◆ What to do
Extract each line where the string "présente" shows up.

◆ Source data
┌──

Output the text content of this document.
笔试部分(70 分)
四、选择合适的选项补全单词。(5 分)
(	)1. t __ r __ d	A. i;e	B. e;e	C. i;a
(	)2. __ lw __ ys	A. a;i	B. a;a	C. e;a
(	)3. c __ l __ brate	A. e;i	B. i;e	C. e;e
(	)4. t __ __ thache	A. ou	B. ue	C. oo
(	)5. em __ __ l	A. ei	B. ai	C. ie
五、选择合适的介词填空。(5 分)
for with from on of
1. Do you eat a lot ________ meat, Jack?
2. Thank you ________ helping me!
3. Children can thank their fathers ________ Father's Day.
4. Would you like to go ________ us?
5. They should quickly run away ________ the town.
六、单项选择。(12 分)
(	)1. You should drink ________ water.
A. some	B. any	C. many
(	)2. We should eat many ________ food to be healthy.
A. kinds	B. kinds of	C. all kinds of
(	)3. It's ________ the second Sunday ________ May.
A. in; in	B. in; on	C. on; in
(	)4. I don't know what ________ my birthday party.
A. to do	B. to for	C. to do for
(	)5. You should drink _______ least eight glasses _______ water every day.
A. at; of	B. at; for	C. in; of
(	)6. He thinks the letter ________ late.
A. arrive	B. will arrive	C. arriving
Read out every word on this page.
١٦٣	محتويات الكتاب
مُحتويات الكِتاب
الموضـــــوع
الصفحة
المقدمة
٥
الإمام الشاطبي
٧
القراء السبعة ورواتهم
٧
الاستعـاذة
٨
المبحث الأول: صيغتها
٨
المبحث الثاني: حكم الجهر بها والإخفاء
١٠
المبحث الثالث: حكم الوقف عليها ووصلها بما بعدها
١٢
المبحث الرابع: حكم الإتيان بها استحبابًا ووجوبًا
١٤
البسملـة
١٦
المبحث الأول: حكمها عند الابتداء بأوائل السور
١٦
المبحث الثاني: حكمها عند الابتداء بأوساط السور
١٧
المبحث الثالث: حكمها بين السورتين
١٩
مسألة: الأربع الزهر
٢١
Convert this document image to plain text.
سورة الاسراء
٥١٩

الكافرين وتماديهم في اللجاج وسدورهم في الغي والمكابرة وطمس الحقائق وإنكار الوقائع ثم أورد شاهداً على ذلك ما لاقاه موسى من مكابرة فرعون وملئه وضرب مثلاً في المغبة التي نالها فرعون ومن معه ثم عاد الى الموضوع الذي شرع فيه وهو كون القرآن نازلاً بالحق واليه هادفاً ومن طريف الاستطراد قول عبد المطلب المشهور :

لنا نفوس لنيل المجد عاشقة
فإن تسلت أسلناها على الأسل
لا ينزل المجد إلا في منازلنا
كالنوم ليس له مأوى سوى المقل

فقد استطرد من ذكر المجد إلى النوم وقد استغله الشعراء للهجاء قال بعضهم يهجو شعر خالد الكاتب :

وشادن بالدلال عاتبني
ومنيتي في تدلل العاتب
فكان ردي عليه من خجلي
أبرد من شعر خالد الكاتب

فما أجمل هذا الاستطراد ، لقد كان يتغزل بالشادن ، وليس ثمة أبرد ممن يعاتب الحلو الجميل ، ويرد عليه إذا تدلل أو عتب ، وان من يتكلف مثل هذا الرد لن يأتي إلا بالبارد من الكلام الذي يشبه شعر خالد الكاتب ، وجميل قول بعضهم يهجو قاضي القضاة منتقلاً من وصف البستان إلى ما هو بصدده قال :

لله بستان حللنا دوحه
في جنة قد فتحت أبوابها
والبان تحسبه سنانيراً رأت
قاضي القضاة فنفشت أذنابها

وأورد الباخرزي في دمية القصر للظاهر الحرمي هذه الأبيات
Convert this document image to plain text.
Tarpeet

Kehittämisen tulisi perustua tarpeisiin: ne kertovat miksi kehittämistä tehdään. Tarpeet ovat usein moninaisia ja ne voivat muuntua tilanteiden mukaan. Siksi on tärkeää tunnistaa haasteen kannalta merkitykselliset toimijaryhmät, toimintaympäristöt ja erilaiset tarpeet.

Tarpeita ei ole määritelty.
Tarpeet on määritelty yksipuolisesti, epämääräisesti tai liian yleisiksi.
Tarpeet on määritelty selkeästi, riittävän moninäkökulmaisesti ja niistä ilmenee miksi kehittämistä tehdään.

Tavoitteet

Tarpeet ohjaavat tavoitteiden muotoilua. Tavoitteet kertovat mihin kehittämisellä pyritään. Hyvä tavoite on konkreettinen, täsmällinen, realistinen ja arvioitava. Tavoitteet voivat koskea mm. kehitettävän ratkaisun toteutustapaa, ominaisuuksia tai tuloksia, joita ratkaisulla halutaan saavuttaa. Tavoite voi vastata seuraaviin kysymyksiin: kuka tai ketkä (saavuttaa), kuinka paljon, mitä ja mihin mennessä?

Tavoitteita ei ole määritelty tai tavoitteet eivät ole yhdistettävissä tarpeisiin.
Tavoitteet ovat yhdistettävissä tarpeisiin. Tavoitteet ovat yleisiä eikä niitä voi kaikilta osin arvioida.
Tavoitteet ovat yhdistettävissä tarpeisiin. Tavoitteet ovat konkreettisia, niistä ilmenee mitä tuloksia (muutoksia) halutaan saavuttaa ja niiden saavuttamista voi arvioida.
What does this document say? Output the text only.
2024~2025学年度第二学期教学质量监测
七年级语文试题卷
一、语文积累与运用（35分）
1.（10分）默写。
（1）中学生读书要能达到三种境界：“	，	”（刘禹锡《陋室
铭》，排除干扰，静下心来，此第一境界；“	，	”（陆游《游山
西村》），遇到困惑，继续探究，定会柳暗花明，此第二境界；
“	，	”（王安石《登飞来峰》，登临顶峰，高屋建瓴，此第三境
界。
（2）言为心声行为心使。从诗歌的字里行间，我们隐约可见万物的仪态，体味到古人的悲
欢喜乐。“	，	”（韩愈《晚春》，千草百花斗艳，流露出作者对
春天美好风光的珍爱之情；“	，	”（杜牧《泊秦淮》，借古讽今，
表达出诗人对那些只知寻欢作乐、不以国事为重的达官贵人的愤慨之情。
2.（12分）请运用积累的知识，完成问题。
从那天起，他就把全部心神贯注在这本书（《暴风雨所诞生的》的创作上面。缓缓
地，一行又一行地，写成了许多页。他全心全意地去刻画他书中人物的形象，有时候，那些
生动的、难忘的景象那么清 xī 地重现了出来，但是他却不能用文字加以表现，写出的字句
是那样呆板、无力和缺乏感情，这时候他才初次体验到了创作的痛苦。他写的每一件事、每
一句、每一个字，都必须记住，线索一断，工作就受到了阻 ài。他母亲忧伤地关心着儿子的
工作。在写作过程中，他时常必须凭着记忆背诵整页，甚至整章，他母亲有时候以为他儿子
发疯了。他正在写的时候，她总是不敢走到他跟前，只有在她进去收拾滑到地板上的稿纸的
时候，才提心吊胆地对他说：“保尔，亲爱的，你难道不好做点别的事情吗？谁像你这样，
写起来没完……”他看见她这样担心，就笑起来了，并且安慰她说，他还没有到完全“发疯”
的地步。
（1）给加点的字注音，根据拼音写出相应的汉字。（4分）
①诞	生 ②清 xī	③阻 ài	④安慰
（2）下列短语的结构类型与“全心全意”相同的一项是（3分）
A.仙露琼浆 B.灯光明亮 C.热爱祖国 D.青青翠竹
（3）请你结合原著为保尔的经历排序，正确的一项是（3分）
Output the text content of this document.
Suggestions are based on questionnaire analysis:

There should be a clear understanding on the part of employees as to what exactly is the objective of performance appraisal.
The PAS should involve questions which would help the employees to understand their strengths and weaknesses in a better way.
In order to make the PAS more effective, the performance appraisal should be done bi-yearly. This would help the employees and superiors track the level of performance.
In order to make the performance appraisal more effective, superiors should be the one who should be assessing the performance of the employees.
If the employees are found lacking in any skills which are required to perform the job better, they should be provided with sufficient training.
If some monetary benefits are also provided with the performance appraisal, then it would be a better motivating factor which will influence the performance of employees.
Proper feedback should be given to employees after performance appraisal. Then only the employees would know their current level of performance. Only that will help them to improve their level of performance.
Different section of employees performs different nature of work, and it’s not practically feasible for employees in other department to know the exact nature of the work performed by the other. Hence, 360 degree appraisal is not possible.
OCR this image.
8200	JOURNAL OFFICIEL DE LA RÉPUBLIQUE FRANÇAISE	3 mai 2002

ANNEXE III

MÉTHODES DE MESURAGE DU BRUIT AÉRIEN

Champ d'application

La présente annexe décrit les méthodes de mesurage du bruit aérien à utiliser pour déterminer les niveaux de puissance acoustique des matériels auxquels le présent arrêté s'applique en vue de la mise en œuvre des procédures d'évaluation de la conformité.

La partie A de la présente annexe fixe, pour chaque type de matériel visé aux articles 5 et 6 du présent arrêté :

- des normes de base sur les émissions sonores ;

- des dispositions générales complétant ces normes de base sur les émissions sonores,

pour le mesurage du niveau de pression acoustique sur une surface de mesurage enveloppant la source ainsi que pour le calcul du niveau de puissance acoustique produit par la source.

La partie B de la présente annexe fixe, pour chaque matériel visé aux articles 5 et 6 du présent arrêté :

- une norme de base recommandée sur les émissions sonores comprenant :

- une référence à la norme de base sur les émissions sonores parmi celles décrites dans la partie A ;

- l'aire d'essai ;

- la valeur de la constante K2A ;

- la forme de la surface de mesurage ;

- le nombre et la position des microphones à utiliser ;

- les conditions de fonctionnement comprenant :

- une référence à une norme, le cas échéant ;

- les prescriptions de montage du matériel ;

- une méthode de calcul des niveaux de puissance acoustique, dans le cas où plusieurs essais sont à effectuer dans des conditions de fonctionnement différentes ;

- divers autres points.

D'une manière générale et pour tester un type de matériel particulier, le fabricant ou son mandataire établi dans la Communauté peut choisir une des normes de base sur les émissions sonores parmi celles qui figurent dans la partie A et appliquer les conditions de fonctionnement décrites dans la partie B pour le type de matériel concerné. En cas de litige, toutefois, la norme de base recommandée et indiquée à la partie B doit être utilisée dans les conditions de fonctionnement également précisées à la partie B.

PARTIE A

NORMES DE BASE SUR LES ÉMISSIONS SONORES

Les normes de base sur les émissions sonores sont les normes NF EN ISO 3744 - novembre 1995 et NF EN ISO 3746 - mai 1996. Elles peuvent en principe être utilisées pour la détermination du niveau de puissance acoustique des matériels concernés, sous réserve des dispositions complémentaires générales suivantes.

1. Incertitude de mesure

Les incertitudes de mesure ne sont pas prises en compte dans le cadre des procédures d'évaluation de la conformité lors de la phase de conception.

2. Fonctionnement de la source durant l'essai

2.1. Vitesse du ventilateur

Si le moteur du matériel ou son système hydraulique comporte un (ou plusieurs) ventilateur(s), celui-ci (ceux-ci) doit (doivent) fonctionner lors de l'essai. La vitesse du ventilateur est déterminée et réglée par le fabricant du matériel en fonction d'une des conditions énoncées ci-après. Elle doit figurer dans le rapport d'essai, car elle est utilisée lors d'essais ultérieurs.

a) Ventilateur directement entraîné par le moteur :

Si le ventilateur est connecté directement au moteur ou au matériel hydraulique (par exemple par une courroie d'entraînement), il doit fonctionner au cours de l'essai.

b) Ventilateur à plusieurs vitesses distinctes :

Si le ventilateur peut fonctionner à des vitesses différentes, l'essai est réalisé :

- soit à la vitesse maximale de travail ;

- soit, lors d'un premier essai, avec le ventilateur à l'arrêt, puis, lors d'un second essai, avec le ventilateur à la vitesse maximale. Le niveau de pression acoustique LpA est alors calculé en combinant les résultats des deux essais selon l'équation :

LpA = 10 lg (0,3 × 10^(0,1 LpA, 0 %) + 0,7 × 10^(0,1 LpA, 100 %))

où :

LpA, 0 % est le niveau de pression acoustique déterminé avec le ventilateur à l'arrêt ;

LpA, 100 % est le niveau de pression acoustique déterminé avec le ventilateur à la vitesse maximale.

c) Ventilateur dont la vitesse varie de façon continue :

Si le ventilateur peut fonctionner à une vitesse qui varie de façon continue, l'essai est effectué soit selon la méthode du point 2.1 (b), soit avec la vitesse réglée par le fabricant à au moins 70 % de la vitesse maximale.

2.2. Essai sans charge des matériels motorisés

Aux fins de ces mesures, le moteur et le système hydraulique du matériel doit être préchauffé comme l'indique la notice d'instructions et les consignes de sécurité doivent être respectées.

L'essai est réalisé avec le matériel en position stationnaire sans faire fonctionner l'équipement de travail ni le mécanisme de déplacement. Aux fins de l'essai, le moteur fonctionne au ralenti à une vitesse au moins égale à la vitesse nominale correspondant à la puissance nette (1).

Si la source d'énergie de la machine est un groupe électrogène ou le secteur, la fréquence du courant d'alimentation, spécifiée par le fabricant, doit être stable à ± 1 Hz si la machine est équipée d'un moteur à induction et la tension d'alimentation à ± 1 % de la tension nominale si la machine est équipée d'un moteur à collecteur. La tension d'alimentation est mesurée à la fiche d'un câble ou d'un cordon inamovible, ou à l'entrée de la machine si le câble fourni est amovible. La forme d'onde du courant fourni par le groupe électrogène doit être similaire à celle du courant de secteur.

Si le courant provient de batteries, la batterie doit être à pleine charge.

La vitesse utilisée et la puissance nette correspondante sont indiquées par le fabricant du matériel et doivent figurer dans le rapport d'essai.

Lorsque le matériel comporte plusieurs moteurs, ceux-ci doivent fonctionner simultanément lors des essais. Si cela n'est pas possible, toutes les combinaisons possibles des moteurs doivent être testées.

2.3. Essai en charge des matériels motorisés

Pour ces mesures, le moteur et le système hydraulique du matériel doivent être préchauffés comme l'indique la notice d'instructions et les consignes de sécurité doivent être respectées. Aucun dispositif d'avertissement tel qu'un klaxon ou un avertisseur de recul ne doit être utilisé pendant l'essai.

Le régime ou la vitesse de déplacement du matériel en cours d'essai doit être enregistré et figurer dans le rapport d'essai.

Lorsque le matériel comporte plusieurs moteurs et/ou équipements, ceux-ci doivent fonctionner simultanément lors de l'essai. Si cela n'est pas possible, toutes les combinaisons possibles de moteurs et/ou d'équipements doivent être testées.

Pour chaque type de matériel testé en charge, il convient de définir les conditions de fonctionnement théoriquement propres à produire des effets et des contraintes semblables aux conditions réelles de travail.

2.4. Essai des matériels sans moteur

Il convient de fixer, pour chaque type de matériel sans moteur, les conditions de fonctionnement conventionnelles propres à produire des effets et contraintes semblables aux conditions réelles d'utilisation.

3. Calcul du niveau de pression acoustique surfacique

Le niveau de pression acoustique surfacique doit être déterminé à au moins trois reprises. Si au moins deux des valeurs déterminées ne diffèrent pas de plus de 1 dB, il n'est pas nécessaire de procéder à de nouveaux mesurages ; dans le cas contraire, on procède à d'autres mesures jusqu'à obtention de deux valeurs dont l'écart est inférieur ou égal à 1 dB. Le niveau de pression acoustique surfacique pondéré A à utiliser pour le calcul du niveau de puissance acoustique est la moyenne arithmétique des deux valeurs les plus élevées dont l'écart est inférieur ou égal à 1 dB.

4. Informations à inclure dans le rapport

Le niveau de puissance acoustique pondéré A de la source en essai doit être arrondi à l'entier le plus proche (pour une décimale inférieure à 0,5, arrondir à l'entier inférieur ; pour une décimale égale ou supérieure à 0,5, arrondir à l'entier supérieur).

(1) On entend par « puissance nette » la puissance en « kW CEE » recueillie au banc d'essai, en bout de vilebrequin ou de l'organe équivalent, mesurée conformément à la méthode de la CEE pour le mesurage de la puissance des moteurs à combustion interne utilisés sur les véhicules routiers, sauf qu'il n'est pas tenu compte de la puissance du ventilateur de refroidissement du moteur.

└──

◆ Task output
La présente annexe décrit les méthodes de mesurage du bruit aérien à utiliser pour déterminer les niveaux de puissance acoustique des matériels auxquels le présent arrêté s'applique en vue de la mise en œuvre des procédures d'évaluation de la conformité.
La partie A de la présente annexe fixe, pour chaque type de matériel visé aux articles 5 et 6 du présent arrêté :
La partie B de la présente annexe fixe, pour chaque matériel visé aux articles 5 et 6 du présent arrêté :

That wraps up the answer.